--- Supplied material ---

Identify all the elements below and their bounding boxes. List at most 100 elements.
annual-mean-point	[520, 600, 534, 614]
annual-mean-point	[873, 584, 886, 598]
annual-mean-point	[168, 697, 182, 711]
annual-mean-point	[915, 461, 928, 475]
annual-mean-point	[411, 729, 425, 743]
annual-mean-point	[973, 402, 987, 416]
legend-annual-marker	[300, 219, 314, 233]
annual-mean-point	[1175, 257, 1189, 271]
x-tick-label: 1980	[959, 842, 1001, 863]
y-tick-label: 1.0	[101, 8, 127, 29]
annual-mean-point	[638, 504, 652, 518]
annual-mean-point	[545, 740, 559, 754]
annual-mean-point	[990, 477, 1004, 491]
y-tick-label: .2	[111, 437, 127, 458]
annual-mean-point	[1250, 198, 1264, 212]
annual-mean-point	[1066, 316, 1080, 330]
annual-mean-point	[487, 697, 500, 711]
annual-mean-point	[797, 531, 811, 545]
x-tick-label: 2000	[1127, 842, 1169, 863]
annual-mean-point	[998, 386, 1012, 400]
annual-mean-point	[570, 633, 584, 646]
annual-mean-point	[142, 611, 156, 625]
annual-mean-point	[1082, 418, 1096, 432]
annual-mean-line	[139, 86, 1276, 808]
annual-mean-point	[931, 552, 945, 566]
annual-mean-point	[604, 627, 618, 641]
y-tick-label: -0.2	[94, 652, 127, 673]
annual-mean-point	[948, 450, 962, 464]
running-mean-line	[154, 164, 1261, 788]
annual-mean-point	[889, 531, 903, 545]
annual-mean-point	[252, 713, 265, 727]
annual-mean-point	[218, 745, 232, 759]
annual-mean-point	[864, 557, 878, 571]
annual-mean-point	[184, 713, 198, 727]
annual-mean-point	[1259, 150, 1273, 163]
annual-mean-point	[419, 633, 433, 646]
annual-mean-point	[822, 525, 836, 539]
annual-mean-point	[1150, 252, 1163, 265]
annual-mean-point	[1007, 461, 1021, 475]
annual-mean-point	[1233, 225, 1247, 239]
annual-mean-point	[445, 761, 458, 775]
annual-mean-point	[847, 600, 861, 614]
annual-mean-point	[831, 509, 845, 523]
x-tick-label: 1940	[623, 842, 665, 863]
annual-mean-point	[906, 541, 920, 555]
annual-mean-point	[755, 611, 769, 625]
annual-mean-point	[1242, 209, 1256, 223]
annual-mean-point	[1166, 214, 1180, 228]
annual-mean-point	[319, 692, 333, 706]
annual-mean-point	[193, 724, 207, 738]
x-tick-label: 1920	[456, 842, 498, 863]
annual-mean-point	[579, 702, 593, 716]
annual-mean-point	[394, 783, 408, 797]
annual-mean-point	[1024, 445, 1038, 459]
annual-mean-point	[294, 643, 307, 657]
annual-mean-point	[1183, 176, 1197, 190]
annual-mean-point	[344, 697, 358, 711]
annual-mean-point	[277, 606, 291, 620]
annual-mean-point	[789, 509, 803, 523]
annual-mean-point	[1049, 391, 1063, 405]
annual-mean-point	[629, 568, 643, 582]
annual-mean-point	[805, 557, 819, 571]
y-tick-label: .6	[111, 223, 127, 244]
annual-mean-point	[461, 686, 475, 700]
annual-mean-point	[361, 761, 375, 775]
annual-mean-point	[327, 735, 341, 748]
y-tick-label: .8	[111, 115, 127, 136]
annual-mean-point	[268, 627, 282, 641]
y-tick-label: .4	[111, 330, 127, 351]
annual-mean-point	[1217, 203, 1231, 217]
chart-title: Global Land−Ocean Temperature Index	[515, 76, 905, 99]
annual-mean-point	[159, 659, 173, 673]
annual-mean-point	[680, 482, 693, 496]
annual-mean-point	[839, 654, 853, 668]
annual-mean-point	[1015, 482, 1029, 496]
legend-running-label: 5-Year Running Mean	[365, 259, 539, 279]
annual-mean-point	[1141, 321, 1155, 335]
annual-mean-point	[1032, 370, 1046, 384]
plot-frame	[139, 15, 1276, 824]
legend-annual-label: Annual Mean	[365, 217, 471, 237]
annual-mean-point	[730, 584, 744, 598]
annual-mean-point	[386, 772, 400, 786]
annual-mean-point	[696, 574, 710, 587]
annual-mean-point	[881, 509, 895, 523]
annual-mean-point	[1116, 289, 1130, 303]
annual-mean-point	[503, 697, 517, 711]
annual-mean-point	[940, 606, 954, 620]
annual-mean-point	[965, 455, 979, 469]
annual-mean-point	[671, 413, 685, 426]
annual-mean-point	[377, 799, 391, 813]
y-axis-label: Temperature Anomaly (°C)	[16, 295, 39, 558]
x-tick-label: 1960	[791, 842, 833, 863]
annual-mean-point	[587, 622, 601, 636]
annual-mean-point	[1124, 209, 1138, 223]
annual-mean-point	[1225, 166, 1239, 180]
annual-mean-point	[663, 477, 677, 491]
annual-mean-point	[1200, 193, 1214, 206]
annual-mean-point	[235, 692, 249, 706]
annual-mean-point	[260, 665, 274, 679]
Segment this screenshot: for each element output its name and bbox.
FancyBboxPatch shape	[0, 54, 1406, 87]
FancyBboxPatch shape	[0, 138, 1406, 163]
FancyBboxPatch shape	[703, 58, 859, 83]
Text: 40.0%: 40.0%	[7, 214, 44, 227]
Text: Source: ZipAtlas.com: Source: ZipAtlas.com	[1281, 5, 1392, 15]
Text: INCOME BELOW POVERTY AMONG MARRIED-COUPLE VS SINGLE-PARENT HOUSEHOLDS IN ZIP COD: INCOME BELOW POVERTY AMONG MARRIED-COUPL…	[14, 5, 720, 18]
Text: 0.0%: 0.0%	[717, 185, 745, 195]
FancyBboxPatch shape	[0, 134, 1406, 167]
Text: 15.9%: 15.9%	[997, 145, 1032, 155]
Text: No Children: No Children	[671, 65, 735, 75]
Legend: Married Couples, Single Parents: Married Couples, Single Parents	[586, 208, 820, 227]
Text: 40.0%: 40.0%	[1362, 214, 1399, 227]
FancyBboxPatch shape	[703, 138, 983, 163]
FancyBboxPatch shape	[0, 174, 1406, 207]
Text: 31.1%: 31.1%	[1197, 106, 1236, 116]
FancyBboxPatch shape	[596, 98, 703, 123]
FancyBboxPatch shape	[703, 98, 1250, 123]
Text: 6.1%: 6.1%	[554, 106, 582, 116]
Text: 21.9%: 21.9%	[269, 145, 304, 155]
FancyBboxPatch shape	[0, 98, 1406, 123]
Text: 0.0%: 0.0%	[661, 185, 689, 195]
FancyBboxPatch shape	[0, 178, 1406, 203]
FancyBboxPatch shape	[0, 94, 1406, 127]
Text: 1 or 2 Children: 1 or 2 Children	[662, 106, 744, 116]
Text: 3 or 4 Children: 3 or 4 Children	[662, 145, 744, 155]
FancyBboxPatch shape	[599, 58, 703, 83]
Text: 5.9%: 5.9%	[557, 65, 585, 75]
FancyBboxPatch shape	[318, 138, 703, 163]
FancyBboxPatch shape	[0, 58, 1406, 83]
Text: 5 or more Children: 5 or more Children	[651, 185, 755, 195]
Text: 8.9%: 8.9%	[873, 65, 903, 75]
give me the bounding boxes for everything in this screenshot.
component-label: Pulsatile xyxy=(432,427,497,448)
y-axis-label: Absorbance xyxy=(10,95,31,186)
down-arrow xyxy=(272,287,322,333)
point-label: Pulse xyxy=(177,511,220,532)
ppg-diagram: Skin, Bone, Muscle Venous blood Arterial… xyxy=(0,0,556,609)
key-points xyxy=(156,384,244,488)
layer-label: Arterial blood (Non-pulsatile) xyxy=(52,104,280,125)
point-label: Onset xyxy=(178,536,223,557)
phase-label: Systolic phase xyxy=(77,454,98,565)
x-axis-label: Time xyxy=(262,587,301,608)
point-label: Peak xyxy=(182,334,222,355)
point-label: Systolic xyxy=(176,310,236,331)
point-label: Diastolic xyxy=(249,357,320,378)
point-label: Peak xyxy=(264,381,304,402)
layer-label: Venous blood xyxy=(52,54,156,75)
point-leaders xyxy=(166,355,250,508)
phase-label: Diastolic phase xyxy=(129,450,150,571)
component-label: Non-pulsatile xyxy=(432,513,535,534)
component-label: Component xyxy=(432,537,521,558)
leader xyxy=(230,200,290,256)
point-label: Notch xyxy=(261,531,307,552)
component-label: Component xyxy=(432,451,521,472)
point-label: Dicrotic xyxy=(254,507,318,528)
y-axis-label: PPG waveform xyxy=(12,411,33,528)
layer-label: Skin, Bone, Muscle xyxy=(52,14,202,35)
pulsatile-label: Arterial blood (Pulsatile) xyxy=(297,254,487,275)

---

**What to produce**
Arrange the lines from the first one through the line containing "531, 903, 545]" as a numbered list, leaving out any blank lines.

**Solution for this problem**
1. Identify all the elements below and their bounding boxes. List at most 100 elements.
2. annual-mean-point	[520, 600, 534, 614]
3. annual-mean-point	[873, 584, 886, 598]
4. annual-mean-point	[168, 697, 182, 711]
5. annual-mean-point	[915, 461, 928, 475]
6. annual-mean-point	[411, 729, 425, 743]
7. annual-mean-point	[973, 402, 987, 416]
8. legend-annual-marker	[300, 219, 314, 233]
9. annual-mean-point	[1175, 257, 1189, 271]
10. x-tick-label: 1980	[959, 842, 1001, 863]
11. y-tick-label: 1.0	[101, 8, 127, 29]
12. annual-mean-point	[638, 504, 652, 518]
13. annual-mean-point	[545, 740, 559, 754]
14. annual-mean-point	[990, 477, 1004, 491]
15. y-tick-label: .2	[111, 437, 127, 458]
16. annual-mean-point	[1250, 198, 1264, 212]
17. annual-mean-point	[1066, 316, 1080, 330]
18. annual-mean-point	[487, 697, 500, 711]
19. annual-mean-point	[797, 531, 811, 545]
20. x-tick-label: 2000	[1127, 842, 1169, 863]
21. annual-mean-point	[998, 386, 1012, 400]
22. annual-mean-point	[570, 633, 584, 646]
23. annual-mean-point	[142, 611, 156, 625]
24. annual-mean-point	[1082, 418, 1096, 432]
25. annual-mean-line	[139, 86, 1276, 808]
26. annual-mean-point	[931, 552, 945, 566]
27. annual-mean-point	[604, 627, 618, 641]
28. y-tick-label: -0.2	[94, 652, 127, 673]
29. annual-mean-point	[948, 450, 962, 464]
30. running-mean-line	[154, 164, 1261, 788]
31. annual-mean-point	[889, 531, 903, 545]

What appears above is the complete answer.